Problem details ::
Write out the rows below word for word, from the first row through the row that contains "tide-icon[interactable]: [859, 4, 885, 30]", including both ends.

Dataset ::
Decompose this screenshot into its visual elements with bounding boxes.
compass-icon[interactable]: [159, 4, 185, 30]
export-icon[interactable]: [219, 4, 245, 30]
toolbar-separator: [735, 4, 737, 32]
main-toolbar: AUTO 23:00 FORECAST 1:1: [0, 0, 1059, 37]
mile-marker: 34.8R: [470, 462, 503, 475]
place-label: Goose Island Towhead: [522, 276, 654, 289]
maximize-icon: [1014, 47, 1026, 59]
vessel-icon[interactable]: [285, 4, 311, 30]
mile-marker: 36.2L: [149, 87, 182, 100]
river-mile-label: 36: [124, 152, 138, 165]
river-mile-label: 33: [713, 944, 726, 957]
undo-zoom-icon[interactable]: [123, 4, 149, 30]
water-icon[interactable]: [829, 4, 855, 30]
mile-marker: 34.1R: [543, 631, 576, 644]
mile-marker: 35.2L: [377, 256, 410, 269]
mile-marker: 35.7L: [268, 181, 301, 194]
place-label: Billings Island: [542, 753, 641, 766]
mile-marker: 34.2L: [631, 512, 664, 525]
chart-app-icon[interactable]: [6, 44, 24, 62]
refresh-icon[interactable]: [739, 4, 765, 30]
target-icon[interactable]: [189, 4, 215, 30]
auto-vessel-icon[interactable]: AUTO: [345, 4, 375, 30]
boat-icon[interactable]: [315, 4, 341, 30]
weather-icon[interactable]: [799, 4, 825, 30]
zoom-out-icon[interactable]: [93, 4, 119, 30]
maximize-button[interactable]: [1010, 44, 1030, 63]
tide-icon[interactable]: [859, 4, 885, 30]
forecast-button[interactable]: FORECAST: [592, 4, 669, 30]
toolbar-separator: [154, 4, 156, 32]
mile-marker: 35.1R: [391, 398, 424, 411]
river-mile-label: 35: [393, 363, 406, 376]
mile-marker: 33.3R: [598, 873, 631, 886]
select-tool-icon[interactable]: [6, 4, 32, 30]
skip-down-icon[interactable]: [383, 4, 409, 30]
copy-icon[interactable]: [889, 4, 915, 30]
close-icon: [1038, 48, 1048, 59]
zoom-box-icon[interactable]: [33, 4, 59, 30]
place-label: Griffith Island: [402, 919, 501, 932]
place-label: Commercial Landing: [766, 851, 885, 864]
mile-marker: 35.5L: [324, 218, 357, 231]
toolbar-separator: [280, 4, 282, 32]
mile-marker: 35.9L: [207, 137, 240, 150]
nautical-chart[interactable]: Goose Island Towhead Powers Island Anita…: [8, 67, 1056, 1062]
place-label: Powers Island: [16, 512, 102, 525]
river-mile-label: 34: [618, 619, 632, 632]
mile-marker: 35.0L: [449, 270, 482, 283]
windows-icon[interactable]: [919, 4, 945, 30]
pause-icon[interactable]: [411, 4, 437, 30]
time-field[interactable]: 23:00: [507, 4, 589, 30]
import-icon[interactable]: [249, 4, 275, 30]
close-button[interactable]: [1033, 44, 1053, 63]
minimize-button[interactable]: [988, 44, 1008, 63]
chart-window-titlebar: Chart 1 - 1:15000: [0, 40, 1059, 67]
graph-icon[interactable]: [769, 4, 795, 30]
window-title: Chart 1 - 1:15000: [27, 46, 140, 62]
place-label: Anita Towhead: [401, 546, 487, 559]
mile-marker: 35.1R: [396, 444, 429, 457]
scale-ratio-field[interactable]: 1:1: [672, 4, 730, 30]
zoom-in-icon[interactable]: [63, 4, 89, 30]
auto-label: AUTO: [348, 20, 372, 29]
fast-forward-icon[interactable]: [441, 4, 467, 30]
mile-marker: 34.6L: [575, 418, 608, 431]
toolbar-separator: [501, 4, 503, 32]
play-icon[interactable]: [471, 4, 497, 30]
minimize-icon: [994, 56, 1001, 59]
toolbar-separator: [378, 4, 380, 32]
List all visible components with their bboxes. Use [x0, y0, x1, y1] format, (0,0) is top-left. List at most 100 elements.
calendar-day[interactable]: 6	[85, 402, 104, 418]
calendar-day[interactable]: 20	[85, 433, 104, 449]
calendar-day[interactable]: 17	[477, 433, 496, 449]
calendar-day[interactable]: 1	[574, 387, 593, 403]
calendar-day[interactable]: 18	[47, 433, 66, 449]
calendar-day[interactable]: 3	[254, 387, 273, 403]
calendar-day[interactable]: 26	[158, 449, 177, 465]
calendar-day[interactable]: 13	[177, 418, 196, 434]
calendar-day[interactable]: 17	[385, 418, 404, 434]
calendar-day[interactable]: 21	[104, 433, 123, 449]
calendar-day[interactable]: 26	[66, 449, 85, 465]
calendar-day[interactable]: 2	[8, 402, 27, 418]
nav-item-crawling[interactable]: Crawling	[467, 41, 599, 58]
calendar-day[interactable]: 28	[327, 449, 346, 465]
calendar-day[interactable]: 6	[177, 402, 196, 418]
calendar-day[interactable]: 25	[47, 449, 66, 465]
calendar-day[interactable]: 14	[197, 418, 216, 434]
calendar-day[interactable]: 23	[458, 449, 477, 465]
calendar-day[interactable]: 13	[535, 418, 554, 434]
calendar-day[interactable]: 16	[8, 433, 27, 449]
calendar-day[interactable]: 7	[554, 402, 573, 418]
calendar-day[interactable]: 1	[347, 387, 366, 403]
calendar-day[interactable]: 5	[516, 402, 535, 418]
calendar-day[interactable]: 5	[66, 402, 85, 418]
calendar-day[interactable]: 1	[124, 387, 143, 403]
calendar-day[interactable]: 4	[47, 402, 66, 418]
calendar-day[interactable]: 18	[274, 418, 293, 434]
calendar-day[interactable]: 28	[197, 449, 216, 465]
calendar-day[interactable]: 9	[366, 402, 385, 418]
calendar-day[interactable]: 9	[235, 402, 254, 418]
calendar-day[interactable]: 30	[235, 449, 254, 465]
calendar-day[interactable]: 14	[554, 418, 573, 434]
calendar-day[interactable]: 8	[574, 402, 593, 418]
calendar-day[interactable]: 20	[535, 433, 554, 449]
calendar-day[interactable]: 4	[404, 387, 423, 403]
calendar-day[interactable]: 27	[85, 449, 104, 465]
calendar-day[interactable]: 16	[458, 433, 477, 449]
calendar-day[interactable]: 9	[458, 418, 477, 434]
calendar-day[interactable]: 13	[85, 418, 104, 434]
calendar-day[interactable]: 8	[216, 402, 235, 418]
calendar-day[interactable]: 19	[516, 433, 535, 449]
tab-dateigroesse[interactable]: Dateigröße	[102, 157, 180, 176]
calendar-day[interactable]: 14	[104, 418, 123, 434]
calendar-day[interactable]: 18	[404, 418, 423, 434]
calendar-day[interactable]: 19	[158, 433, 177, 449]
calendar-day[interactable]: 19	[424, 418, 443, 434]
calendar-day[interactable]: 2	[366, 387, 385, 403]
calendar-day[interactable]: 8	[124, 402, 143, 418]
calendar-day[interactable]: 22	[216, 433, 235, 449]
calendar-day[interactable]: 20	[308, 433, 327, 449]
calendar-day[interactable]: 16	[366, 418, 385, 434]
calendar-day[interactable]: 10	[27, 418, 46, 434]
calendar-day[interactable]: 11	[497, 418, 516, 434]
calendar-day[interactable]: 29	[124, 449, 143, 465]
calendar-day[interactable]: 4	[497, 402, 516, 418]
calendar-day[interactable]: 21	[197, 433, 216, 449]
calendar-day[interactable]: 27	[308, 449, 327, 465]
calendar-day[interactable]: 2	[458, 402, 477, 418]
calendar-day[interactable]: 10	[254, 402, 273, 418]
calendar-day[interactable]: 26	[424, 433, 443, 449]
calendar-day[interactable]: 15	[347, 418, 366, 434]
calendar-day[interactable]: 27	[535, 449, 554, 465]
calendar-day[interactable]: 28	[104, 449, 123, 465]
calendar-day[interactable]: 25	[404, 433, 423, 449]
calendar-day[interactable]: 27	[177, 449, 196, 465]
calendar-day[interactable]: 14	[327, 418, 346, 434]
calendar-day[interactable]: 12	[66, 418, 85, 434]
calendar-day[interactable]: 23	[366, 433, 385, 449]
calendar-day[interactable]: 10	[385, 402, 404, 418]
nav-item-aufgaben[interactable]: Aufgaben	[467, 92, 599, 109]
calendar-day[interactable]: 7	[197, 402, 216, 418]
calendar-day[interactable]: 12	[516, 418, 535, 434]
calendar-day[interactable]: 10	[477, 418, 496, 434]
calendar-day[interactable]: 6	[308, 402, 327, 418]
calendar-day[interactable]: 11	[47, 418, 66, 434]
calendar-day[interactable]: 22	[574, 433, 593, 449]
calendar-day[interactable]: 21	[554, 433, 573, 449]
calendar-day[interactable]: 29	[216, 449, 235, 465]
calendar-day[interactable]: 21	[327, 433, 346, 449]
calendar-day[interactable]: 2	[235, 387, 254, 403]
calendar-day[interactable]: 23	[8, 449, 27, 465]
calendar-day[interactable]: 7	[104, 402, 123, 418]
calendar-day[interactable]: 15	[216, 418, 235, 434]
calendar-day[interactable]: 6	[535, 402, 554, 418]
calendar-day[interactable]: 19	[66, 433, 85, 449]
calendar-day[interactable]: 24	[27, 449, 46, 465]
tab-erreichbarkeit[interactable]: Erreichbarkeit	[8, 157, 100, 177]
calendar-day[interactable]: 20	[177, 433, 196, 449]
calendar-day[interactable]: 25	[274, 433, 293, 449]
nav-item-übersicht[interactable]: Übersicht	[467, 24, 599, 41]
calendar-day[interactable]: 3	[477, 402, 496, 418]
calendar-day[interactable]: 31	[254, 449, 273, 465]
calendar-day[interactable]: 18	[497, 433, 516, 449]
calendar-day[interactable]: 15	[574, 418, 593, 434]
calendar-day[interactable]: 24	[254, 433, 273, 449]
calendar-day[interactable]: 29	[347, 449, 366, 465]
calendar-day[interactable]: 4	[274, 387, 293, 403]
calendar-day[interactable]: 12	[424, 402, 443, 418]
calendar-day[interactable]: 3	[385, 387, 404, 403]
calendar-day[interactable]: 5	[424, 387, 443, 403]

Written solution ::
Decompose this screenshot into its visual elements with bounding boxes.
compass-icon[interactable]: [159, 4, 185, 30]
export-icon[interactable]: [219, 4, 245, 30]
toolbar-separator: [735, 4, 737, 32]
main-toolbar: AUTO 23:00 FORECAST 1:1: [0, 0, 1059, 37]
mile-marker: 34.8R: [470, 462, 503, 475]
place-label: Goose Island Towhead: [522, 276, 654, 289]
maximize-icon: [1014, 47, 1026, 59]
vessel-icon[interactable]: [285, 4, 311, 30]
mile-marker: 36.2L: [149, 87, 182, 100]
river-mile-label: 36: [124, 152, 138, 165]
river-mile-label: 33: [713, 944, 726, 957]
undo-zoom-icon[interactable]: [123, 4, 149, 30]
water-icon[interactable]: [829, 4, 855, 30]
mile-marker: 34.1R: [543, 631, 576, 644]
mile-marker: 35.2L: [377, 256, 410, 269]
mile-marker: 35.7L: [268, 181, 301, 194]
place-label: Billings Island: [542, 753, 641, 766]
mile-marker: 34.2L: [631, 512, 664, 525]
chart-app-icon[interactable]: [6, 44, 24, 62]
refresh-icon[interactable]: [739, 4, 765, 30]
target-icon[interactable]: [189, 4, 215, 30]
auto-vessel-icon[interactable]: AUTO: [345, 4, 375, 30]
boat-icon[interactable]: [315, 4, 341, 30]
weather-icon[interactable]: [799, 4, 825, 30]
zoom-out-icon[interactable]: [93, 4, 119, 30]
maximize-button[interactable]: [1010, 44, 1030, 63]
tide-icon[interactable]: [859, 4, 885, 30]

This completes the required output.